> [TAREFAS A REALIZAR]
a) No texto sobre os prêmios do Júri Jovem, qual filme foi premiado como melhor longa-metragem?
b) Transcreva do texto sobre os prêmios do Júri Jovem o trecho que começa em "Nós do júri jovem decidimos" e termina em "de Thiago Carvalhaes.".

> [TRECHO SELECIONADO]
──────────

Pensar no que a “história oficial” representa é cruel, é injusto. Pensar a diversidade de gênero na historiografia clássica é realmente um desafio, quando consideramos que ao longo de toda a vida a MULHER sempre foi apagada, anulada e por isso, nunca enxergada. Este curta parece ser a própria experiência deste ser mulher, ao se perceber invisibilizada e então requisitar esse lugar de expressão, de pulsão que é a sua existência e resistência. O filme que escolhemos imprime um ideal de futuro tanto por desconstruir e recontar a “história oficial”, quanto pela visibilidade da história negligenciada. O Júri Jovem concede o prêmio de menção honrosa para o curta Historiografia, de Amanda Pó.
Nós do júri jovem decidimos repartir o prêmio de melhor curta-metragem em dois. Acreditamos que o que funda esse filme tem muito a nos dizer e nos fazer acreditar no encontro transformador entre as diferenças. Isso que o funda – o ser tocado e mobilizado à intervenção pela dor do outro – nos faz respirar num pouco de Possível. Nos faz acreditar num futuro, nos mostra que se nos juntarmos e lutarmos não teremos nem um próximo nem uma próxima morta por ser diferente, nos mostra que embora “tenha sido sempre assim”, que pareça normal algumas dores e que o horror pareça sempre maior, é Possível sermos tocados, é Possível transformar. As imagens podem nos tocar e nos transformar, podem e devem agir num movimento contrário a condescendência, a tolerância e ao paternalismo. Gostaríamos de anunciar um dos premiados de melhor curta-metragem foi A Gis, de Thiago Carvalhaes.
Um filme profundo, que traz e recria a realidade de muitos de nós. A cada imagem me vinha lembranças minhas. Tudo que se pode ter como referencia de caráter, de força e resistência. Resistência essa que está além do simples e ao mesmo tempo complexo significado da palavra. O filme detém em si uma força que eclode nossos corpos, ultrapassa as barreiras do real, assim como sua força. Numa forma de achar uma justificativa para esse prêmio, parei e olhei ao meu redor, meu contexto de vida, o meu real e percebi que ao mesmo tempo que ele atravessa tudo ao nosso redor, ele estava ali na minha casa, nossas casas, minha avó, nossas avós, minha mãe, nossas mães, minha tia, nossas tias e ali nós do Júri Jovem da oitava edição do CachoeiraDoc vimos DEUS, e ele é uma mulher preta. O filme Deus, de Vinicius Silva, também ganha prêmio de melhor curta-metragem.
O filme que escolhemos nos mostra que as categorias e critérios de análises dominantes não nos servem mais. Esse filme nos olha de uma outra forma e nos toma, nos irrompe e nos exige uma outra postura diante da história, do presente e da necessidade de intervenção e crença num outro futuro. Nada nesse filme está ileso da memória que é mobilizada e nem das demandas e dores de quem o filme e de quem é filmado. Entre muitos brilhos e luzes, esse filme se mistura para criar o novo, o Possível, o real. Esse filme nos desloca, tira nosso chão e disputa pela memória do seu povo, pelos seus direitos, e pela construção de si através e com as imagens. Por nos mostrar que o cinema não pode pouco; pelo processo que funda e expande esse filme; pelo compromisso com a vida, com a terra e com o cinema; pelo encontro transformador do raio com a imagem, nós do júri jovem com o imenso prazer, premiamos como melhor longa-metragem da oitava edição do Cachoeira Doc o filme Ava Yvy Vera: O povo da terra do raio.”

──────────

Dados de compreensão de documentos

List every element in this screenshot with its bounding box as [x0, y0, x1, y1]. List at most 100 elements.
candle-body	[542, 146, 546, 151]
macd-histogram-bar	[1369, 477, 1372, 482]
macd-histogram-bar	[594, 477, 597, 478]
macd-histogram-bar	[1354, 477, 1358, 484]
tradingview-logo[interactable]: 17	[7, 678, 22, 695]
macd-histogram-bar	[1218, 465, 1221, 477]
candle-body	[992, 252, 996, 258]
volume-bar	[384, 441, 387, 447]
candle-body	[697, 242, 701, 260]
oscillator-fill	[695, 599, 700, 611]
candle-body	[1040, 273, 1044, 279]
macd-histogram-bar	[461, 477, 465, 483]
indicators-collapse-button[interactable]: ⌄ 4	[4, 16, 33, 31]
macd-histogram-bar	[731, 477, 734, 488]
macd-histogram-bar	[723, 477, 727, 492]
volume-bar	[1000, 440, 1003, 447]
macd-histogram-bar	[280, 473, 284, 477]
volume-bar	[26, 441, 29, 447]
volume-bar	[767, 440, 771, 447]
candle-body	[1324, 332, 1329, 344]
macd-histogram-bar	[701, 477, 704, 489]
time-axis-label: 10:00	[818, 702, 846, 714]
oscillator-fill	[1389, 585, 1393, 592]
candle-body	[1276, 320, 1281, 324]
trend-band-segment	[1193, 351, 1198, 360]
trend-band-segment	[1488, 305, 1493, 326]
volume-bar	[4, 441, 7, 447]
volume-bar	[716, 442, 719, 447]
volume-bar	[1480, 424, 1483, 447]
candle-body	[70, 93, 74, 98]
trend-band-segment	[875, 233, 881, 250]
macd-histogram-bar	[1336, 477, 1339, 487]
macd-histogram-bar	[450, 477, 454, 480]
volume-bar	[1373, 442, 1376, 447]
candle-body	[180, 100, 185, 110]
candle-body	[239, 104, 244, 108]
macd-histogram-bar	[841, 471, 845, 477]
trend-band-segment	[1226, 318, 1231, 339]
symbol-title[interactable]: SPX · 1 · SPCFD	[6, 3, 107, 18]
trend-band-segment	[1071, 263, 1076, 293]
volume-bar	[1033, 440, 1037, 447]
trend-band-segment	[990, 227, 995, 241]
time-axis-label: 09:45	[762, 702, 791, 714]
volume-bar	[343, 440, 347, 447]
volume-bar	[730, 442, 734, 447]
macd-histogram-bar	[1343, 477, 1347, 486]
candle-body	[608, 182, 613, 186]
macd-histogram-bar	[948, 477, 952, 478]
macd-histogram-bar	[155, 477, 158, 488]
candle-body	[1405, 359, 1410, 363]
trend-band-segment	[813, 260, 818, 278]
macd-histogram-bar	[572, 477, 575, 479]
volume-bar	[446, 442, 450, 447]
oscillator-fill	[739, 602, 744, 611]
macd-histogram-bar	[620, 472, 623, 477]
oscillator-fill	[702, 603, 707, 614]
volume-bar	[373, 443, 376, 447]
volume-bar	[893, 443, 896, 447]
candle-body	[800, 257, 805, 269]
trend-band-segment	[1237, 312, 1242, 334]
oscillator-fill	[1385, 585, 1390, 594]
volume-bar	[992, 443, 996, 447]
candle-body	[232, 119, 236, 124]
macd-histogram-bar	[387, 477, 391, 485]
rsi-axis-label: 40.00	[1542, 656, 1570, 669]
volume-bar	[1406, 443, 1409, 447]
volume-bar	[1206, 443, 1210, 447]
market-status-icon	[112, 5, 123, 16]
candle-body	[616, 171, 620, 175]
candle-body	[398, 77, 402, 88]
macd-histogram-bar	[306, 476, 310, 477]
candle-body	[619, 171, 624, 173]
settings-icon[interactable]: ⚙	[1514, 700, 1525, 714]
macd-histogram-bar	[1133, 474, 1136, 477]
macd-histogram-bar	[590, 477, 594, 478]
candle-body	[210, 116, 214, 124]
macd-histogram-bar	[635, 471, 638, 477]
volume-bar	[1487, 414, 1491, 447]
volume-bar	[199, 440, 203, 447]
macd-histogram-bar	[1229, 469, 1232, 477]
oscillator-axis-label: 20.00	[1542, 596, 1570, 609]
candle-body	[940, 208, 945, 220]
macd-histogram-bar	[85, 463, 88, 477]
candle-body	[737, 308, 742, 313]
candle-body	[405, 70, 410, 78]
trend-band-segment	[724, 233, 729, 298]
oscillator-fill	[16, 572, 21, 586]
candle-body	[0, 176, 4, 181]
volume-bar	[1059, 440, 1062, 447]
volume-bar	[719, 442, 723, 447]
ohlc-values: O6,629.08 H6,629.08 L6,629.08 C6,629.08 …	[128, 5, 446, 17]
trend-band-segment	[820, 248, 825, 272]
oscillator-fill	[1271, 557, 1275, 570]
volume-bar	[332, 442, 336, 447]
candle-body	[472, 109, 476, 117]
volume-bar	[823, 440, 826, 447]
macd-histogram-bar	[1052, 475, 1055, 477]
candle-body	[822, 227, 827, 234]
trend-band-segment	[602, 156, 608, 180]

──────────

> [SOLUÇÕES DOS PROBLEMAS]
a) Ava Yvy Vera: O povo da terra do raio.

b)
Nós do júri jovem decidimos repartir o prêmio de melhor curta-metragem em dois. Acreditamos que o que funda esse filme tem muito a nos dizer e nos fazer acreditar no encontro transformador entre as diferenças. Isso que o funda – o ser tocado e mobilizado à intervenção pela dor do outro – nos faz respirar num pouco de Possível. Nos faz acreditar num futuro, nos mostra que se nos juntarmos e lutarmos não teremos nem um próximo nem uma próxima morta por ser diferente, nos mostra que embora “tenha sido sempre assim”, que pareça normal algumas dores e que o horror pareça sempre maior, é Possível sermos tocados, é Possível transformar. As imagens podem nos tocar e nos transformar, podem e devem agir num movimento contrário a condescendência, a tolerância e ao paternalismo. Gostaríamos de anunciar um dos premiados de melhor curta-metragem foi A Gis, de Thiago Carvalhaes.